■ Exercise requirements
Single out the lines of the material that contain "FENG" and copy them.

■ The data

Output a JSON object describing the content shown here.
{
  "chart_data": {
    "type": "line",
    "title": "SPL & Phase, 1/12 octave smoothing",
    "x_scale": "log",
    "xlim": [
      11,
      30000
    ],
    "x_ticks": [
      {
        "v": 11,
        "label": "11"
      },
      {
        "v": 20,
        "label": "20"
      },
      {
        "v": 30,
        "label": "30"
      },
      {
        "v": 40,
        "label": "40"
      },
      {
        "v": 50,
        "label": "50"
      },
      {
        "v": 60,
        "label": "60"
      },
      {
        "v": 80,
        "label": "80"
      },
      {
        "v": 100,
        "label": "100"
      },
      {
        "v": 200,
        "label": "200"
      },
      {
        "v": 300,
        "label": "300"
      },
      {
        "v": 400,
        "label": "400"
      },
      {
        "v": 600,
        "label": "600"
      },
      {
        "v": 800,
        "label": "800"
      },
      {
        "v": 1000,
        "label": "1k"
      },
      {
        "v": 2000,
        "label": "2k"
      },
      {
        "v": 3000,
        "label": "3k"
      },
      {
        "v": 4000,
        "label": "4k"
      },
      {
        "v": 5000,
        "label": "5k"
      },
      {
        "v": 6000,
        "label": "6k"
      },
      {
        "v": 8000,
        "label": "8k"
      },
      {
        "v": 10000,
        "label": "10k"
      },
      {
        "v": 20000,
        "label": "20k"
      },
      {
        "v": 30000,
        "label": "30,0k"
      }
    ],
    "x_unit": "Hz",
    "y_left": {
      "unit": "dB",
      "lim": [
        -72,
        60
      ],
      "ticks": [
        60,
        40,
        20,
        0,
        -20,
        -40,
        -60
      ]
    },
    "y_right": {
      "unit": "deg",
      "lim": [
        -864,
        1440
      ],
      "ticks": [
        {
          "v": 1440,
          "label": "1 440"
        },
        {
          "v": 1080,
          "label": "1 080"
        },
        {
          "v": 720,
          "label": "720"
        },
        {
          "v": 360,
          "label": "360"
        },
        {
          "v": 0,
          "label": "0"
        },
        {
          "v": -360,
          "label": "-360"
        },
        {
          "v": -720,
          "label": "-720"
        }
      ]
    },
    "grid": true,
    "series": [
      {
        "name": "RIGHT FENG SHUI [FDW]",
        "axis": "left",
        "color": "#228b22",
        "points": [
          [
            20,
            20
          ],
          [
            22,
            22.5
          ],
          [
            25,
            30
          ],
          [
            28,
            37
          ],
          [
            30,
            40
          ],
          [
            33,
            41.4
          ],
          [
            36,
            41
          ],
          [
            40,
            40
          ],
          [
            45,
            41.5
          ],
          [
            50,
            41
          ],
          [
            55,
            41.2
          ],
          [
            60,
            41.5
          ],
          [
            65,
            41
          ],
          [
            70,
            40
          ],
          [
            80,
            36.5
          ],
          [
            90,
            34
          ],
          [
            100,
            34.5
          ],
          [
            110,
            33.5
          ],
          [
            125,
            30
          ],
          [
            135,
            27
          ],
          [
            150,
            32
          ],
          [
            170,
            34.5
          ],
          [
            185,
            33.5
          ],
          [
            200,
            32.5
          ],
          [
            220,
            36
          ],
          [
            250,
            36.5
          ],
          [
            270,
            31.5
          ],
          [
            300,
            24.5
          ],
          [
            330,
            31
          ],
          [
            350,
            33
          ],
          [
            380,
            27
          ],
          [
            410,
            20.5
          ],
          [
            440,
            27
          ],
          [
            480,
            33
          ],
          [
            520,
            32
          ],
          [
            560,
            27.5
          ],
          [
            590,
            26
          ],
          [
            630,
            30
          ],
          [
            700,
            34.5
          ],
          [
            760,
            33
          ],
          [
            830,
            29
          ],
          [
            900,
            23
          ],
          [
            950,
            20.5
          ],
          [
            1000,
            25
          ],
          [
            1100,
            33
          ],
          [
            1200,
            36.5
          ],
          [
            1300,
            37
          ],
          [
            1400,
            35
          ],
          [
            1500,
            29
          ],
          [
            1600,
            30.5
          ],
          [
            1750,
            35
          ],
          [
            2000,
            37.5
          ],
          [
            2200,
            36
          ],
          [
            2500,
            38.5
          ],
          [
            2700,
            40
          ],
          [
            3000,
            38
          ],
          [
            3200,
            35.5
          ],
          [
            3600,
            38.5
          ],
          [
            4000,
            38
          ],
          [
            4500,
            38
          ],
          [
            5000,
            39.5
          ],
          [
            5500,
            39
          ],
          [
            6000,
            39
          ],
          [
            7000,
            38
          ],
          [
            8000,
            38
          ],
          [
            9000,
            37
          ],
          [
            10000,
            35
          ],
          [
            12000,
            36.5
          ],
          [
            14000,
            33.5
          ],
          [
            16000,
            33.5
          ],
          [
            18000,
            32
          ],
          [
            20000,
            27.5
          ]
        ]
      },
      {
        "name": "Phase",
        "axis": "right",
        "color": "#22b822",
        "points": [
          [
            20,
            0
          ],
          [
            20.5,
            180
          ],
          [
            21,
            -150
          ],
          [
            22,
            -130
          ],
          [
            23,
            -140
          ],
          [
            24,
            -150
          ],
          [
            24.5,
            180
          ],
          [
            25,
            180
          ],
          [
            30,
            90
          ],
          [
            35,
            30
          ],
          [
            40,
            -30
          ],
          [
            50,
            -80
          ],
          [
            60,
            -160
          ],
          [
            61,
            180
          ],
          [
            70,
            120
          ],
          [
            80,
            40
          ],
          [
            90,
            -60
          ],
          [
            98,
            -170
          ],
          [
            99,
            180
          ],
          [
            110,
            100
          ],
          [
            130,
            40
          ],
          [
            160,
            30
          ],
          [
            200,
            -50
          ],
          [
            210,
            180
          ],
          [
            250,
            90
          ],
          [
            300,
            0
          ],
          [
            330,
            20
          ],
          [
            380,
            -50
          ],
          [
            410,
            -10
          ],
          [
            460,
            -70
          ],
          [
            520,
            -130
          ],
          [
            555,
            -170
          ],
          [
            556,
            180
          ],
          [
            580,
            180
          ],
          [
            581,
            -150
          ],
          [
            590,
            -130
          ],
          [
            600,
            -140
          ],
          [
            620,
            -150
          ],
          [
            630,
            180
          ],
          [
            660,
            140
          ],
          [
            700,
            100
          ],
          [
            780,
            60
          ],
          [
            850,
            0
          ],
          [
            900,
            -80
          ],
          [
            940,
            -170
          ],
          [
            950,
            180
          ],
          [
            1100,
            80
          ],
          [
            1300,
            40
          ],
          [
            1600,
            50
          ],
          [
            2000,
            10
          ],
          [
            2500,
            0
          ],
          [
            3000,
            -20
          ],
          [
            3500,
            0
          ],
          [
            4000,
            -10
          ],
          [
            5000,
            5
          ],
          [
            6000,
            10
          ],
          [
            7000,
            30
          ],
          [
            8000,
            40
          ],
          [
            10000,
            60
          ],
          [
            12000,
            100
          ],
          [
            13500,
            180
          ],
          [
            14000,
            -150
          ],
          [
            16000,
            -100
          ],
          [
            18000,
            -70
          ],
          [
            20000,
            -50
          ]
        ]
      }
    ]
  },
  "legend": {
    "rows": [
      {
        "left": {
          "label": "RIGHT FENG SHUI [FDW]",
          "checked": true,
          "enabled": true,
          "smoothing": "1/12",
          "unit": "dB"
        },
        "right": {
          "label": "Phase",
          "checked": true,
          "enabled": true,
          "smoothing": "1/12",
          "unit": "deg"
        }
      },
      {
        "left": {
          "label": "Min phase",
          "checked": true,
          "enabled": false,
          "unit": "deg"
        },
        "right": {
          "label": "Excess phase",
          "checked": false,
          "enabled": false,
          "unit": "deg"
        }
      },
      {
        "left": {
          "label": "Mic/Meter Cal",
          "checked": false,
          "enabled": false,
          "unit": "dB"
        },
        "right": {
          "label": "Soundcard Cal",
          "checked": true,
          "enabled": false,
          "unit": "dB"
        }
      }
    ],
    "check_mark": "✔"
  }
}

■ Solution to this problem
        "name": "RIGHT FENG SHUI [FDW]",
          "label": "RIGHT FENG SHUI [FDW]",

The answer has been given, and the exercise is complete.